Problem description:
Work out how many lines hold the string "listed". The answer is a single number, nothing more.

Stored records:
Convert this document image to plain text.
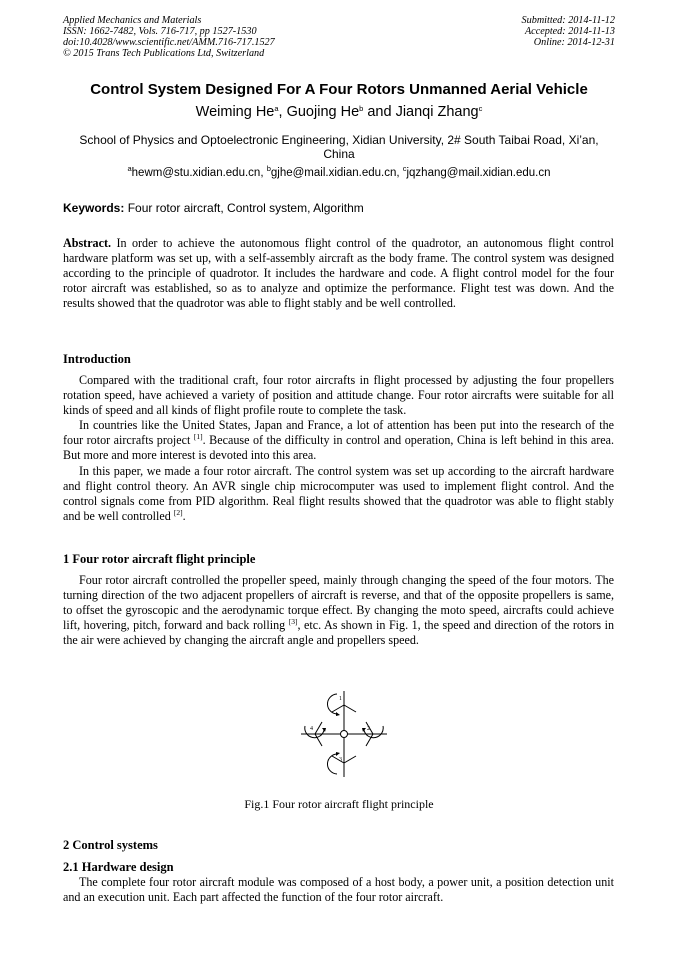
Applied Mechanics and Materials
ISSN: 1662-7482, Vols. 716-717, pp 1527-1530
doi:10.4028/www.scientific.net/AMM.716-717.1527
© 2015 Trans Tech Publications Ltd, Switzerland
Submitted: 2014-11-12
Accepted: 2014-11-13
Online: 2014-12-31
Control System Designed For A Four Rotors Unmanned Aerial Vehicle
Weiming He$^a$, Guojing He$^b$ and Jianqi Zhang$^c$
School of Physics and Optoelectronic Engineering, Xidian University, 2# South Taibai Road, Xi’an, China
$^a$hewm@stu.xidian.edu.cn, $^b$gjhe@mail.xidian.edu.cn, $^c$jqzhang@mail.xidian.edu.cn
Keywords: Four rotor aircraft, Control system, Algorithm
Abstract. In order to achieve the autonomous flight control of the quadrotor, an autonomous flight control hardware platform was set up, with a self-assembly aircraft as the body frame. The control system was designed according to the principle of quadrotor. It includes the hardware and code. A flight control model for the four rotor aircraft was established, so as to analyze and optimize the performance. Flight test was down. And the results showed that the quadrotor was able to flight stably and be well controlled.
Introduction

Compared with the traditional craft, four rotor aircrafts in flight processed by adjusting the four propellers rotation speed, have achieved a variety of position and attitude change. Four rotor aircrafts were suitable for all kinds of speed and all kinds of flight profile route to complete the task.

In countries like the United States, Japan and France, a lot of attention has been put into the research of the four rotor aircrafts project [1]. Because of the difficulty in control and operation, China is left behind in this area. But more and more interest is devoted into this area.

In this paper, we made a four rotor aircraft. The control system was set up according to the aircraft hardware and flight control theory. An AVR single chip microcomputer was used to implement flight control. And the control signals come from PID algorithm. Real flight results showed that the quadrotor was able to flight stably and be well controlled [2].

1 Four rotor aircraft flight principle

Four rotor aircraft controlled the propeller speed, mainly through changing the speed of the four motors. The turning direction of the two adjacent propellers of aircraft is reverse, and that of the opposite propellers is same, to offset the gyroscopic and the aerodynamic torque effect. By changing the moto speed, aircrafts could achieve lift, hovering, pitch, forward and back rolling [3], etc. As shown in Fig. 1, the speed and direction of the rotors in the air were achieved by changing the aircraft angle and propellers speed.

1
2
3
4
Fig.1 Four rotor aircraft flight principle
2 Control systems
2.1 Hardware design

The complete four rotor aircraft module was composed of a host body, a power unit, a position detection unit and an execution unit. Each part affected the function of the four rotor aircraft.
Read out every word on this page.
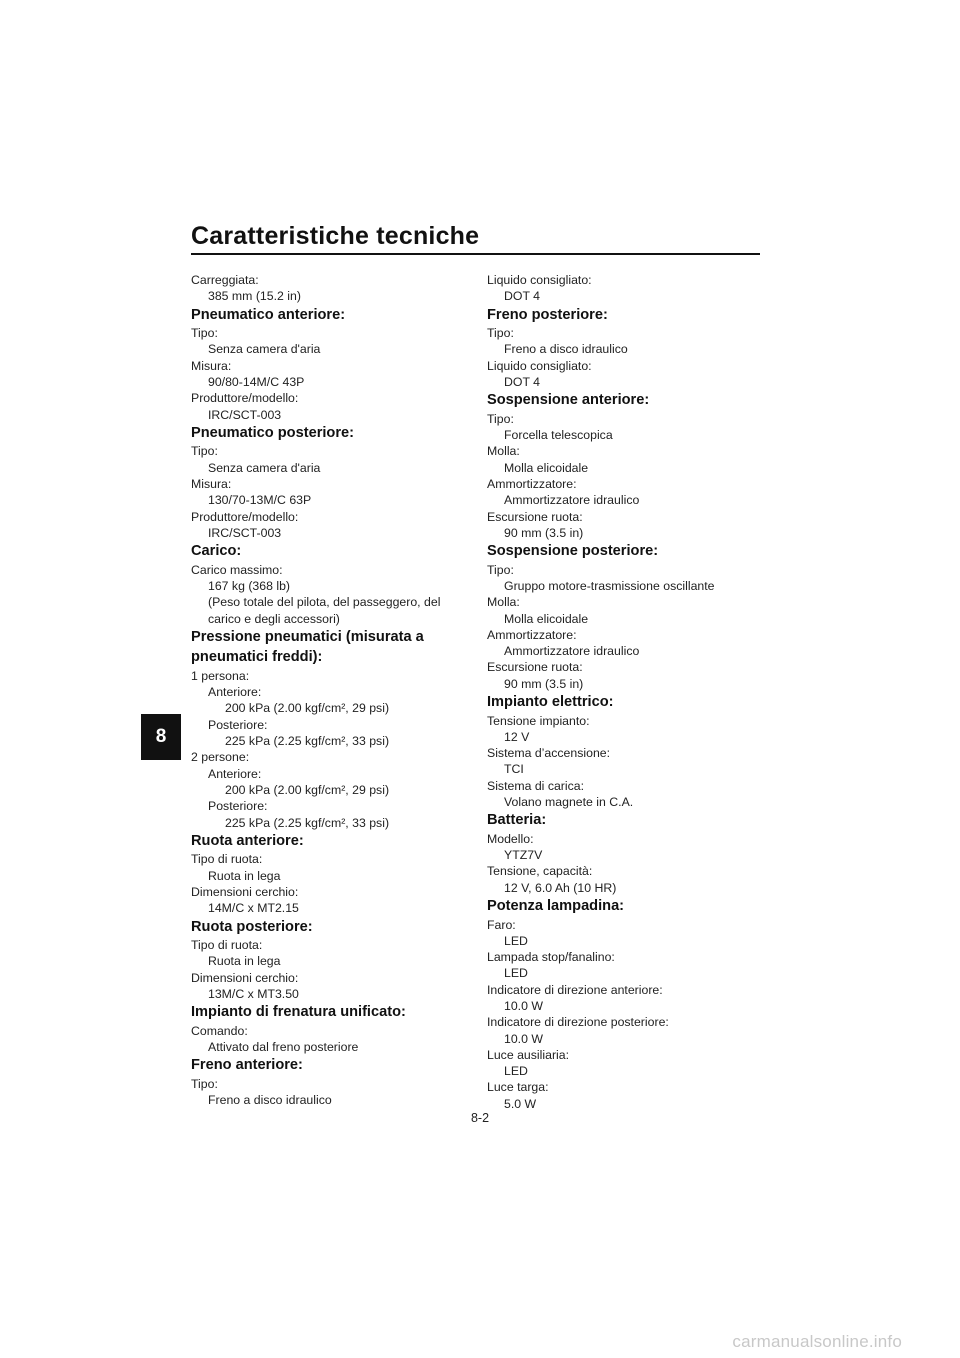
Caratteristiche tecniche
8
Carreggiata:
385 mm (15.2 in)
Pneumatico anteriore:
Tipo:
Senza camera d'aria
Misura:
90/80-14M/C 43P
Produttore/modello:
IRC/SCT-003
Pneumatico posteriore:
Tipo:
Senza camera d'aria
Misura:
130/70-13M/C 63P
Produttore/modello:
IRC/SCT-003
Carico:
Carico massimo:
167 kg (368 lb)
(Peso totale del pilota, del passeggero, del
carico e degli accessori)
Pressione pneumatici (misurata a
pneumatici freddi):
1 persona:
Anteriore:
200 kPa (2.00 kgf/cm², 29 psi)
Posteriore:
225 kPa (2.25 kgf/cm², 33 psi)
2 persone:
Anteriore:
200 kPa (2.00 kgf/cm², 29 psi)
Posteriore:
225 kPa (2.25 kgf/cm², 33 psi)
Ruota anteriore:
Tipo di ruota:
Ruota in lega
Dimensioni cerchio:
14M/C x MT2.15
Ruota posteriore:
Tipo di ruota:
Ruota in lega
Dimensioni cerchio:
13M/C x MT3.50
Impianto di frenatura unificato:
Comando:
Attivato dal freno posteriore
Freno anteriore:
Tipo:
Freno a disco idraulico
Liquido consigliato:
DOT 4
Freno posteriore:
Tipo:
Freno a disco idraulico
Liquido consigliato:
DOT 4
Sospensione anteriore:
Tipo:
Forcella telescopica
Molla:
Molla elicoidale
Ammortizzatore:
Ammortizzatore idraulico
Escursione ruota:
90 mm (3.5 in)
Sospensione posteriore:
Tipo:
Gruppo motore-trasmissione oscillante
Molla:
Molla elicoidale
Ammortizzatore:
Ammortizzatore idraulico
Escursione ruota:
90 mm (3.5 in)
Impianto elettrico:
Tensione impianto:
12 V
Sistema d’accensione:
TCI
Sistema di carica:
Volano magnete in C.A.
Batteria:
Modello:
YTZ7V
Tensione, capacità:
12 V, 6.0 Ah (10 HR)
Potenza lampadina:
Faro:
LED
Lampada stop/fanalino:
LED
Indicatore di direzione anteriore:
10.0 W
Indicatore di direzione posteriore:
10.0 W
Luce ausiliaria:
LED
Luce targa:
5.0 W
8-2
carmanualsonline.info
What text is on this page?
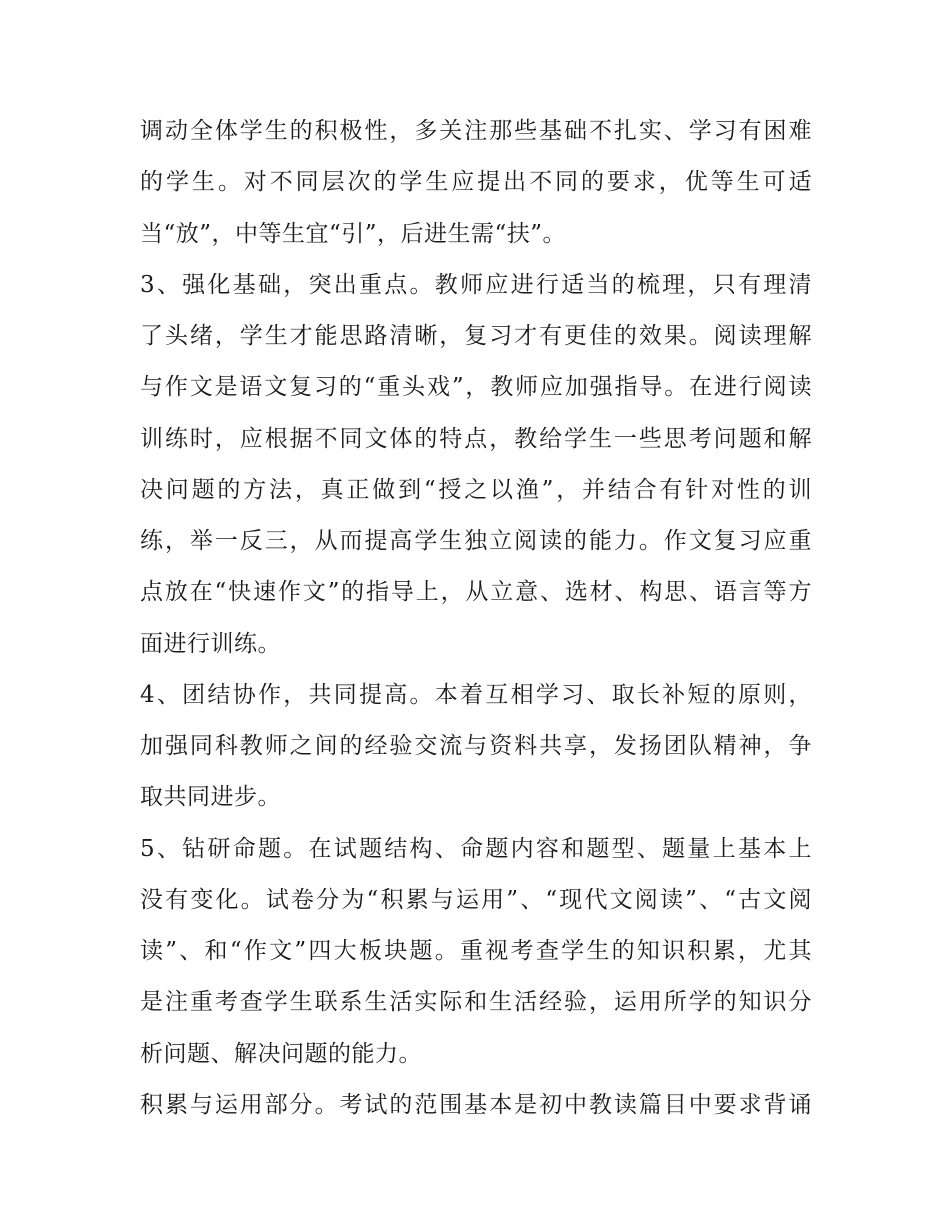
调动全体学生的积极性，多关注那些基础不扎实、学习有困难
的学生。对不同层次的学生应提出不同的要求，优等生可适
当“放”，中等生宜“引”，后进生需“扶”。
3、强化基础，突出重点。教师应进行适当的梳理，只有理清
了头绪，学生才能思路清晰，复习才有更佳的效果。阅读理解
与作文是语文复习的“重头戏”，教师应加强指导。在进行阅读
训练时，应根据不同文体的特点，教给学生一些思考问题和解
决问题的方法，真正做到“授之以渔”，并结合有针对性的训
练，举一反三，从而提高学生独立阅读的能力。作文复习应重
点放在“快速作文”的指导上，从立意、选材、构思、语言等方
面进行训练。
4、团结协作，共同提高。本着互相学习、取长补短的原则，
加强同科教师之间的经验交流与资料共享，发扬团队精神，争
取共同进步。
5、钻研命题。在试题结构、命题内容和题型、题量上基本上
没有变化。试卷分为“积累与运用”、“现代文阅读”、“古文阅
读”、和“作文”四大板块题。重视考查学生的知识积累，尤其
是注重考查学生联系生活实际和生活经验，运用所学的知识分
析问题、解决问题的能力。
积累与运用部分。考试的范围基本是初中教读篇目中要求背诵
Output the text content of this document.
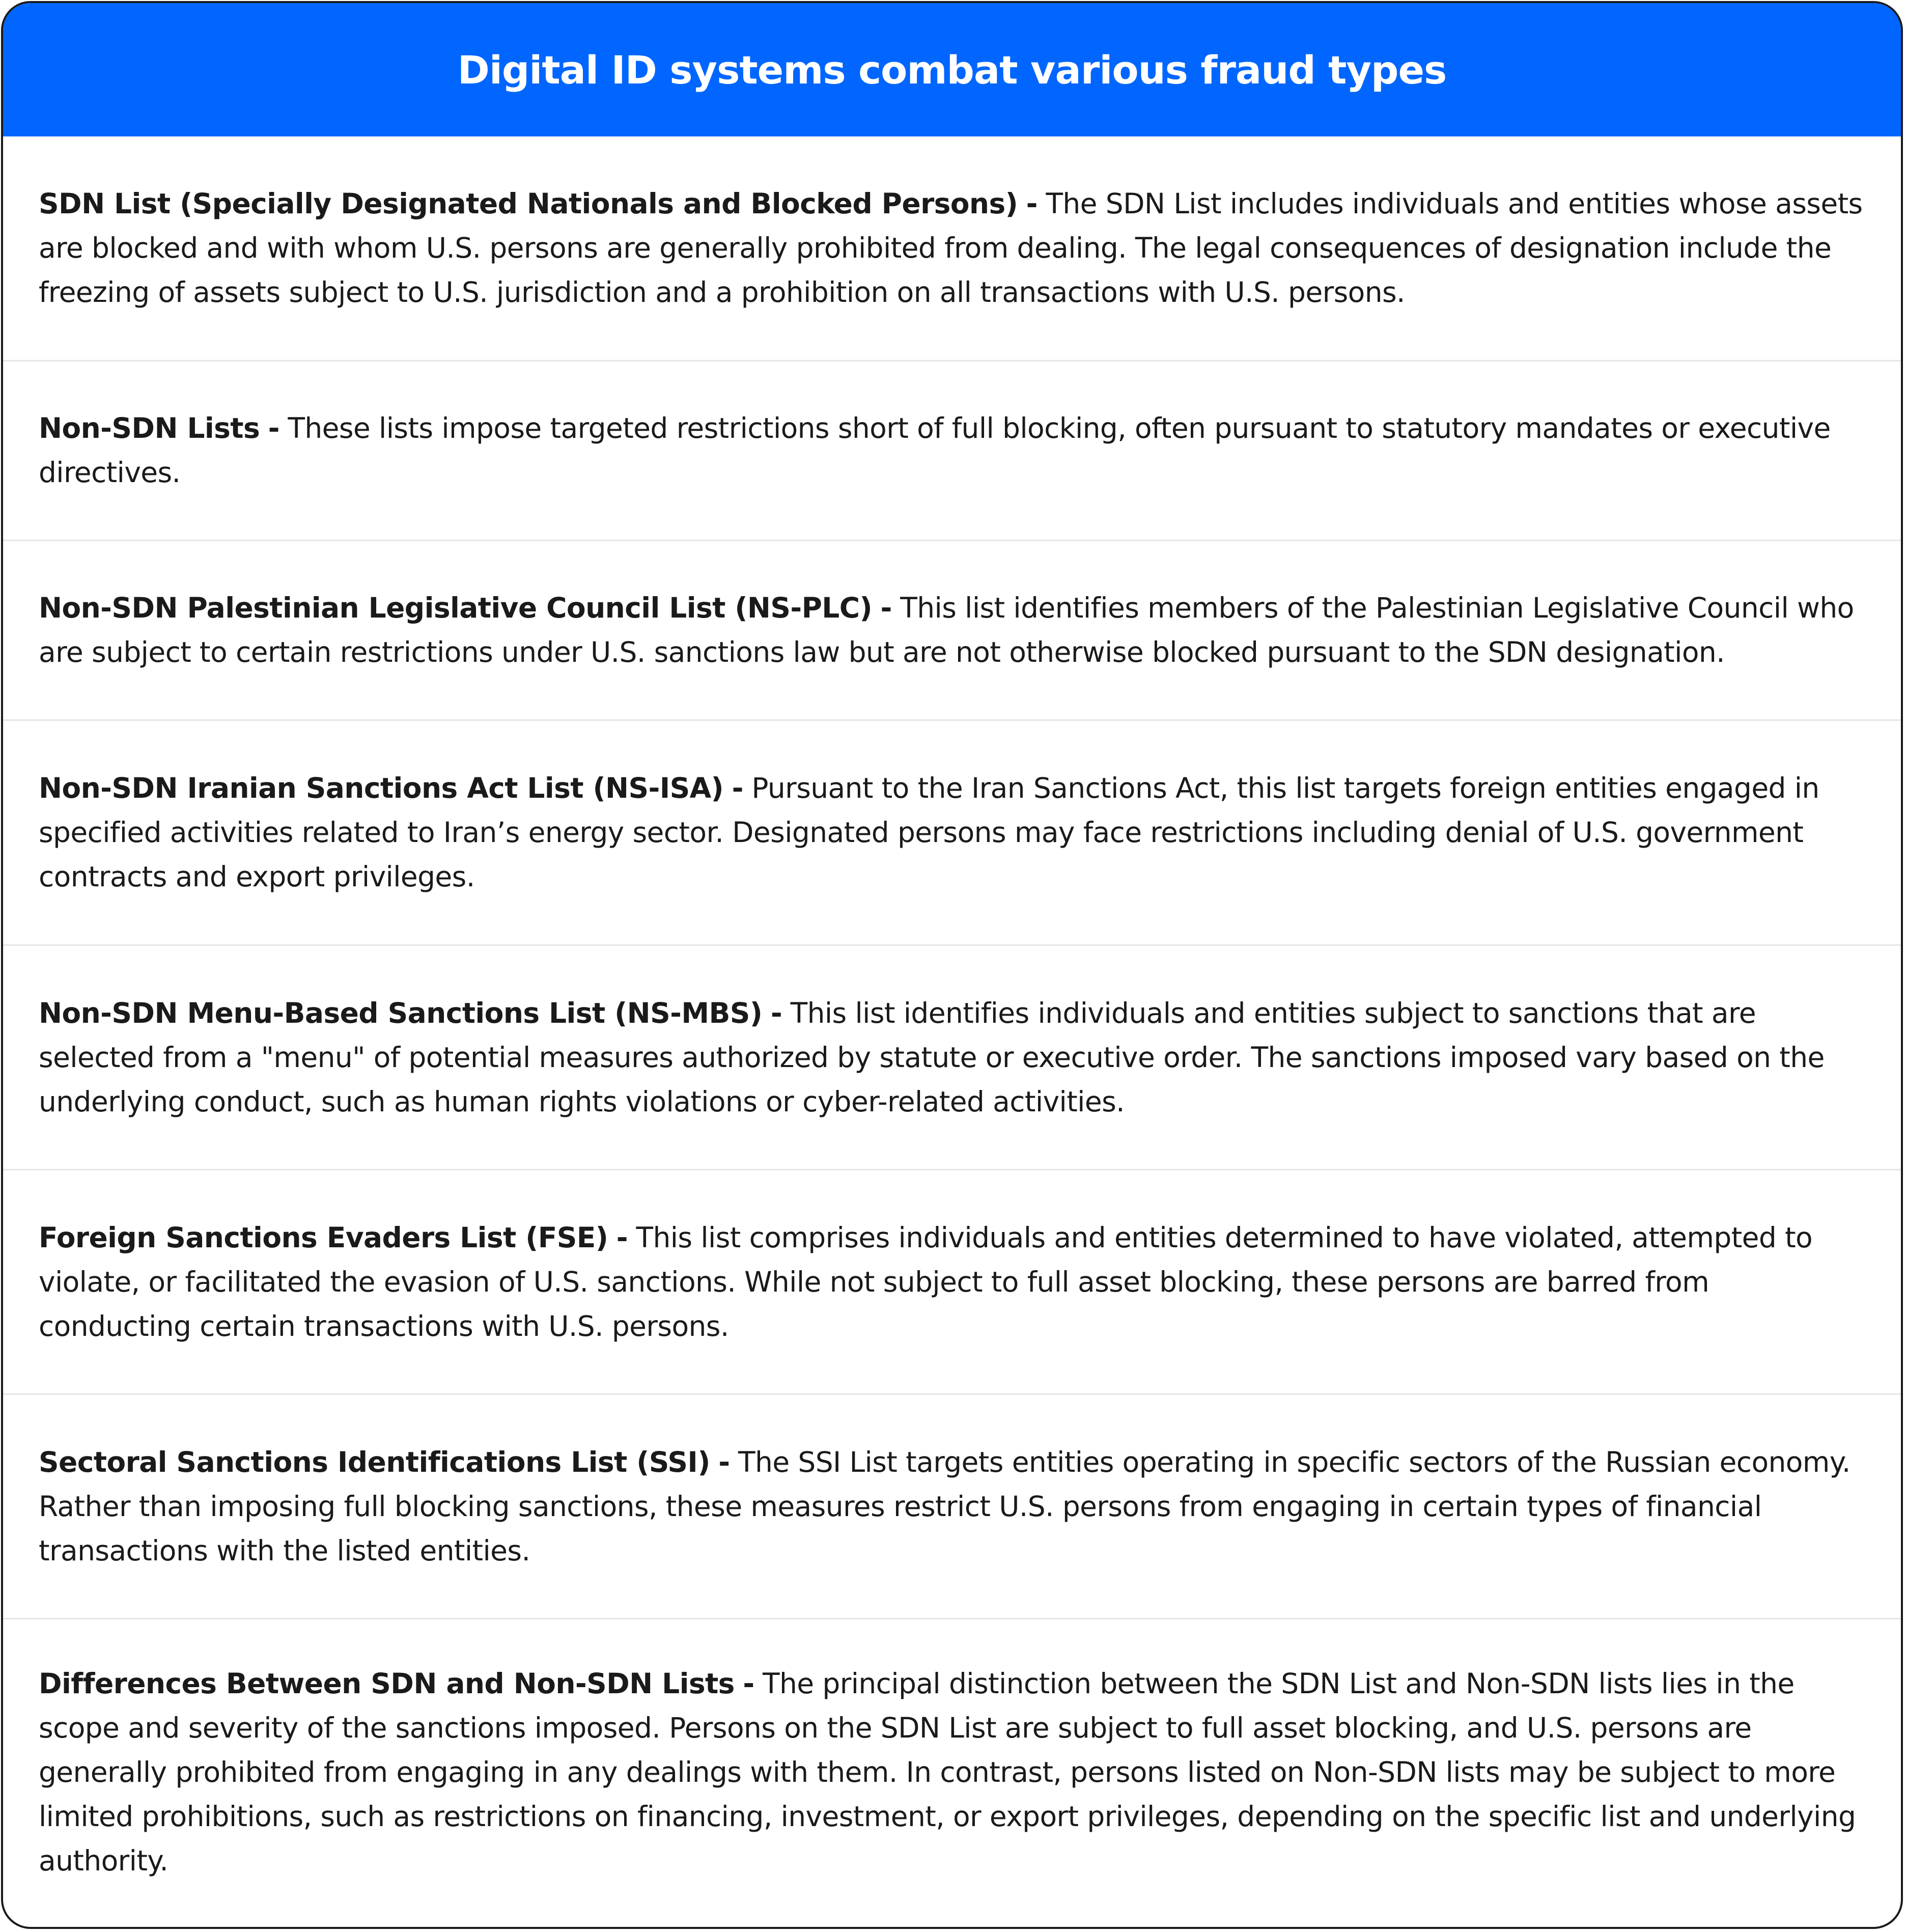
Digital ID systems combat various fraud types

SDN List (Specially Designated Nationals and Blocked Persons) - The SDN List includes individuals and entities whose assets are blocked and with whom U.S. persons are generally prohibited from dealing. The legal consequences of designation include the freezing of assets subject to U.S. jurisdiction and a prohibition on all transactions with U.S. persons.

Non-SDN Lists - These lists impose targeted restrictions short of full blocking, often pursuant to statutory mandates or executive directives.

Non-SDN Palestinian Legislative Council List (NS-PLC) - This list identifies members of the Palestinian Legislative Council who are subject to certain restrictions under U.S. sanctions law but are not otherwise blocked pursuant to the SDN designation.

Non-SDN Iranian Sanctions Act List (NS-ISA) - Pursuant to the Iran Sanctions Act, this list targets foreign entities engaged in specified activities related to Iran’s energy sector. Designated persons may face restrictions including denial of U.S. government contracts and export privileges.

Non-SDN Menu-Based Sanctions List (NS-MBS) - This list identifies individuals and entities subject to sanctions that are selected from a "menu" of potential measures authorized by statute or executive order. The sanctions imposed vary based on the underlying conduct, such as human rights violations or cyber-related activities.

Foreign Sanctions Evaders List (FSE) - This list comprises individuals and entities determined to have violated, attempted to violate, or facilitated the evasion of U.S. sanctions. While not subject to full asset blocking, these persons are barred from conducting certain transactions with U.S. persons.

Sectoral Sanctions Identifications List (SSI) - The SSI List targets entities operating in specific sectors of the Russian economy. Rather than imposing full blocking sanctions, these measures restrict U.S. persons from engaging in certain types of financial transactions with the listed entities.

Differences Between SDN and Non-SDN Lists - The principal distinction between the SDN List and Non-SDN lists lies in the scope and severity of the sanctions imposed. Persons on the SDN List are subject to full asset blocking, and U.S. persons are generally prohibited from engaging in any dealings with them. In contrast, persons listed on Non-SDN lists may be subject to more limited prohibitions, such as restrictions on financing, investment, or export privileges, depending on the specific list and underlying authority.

Worked solution:
2